Find the lines with the string "Santo" and return them.

RECORDED INFORMATION:
****************

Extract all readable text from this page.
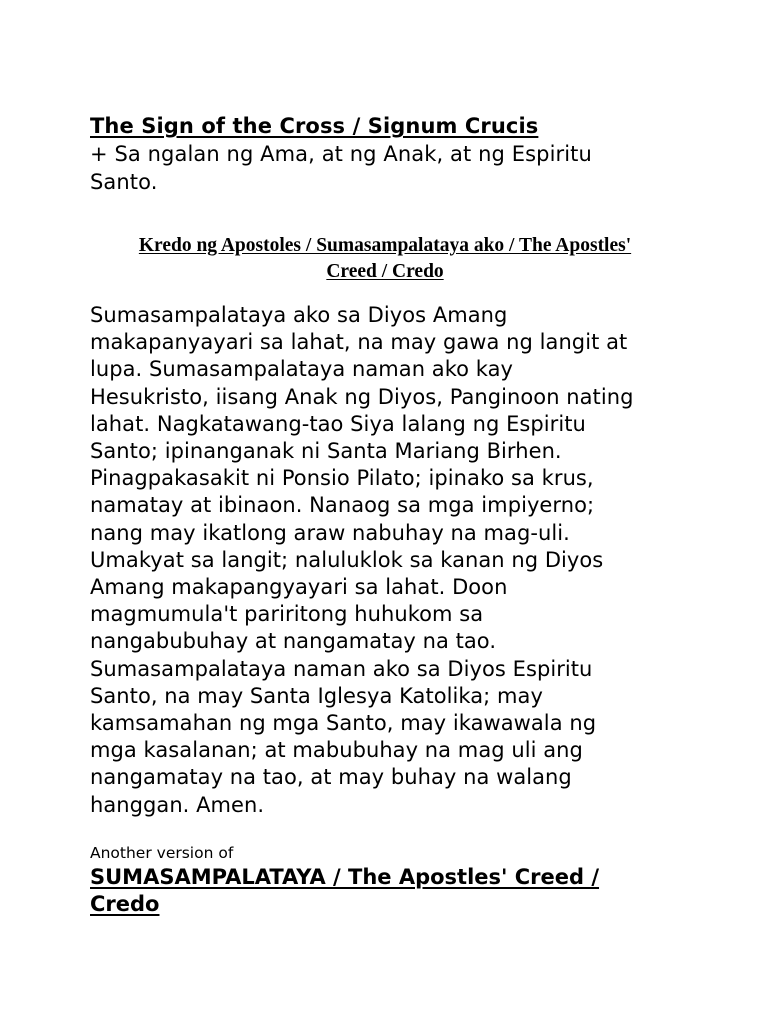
The Sign of the Cross / Signum Crucis
+ Sa ngalan ng Ama, at ng Anak, at ng Espiritu
Santo.
Kredo ng Apostoles / Sumasampalataya ako / The Apostles'
Creed / Credo
Sumasampalataya ako sa Diyos Amang
makapanyayari sa lahat, na may gawa ng langit at
lupa. Sumasampalataya naman ako kay
Hesukristo, iisang Anak ng Diyos, Panginoon nating
lahat. Nagkatawang-tao Siya lalang ng Espiritu
Santo; ipinanganak ni Santa Mariang Birhen.
Pinagpakasakit ni Ponsio Pilato; ipinako sa krus,
namatay at ibinaon. Nanaog sa mga impiyerno;
nang may ikatlong araw nabuhay na mag-uli.
Umakyat sa langit; naluluklok sa kanan ng Diyos
Amang makapangyayari sa lahat. Doon
magmumula't pariritong huhukom sa
nangabubuhay at nangamatay na tao.
Sumasampalataya naman ako sa Diyos Espiritu
Santo, na may Santa Iglesya Katolika; may
kamsamahan ng mga Santo, may ikawawala ng
mga kasalanan; at mabubuhay na mag uli ang
nangamatay na tao, at may buhay na walang
hanggan. Amen.
Another version of
SUMASAMPALATAYA / The Apostles' Creed /
Credo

****************

TASK ANSWER:
Santo.
Santo; ipinanganak ni Santa Mariang Birhen.
Santo, na may Santa Iglesya Katolika; may
kamsamahan ng mga Santo, may ikawawala ng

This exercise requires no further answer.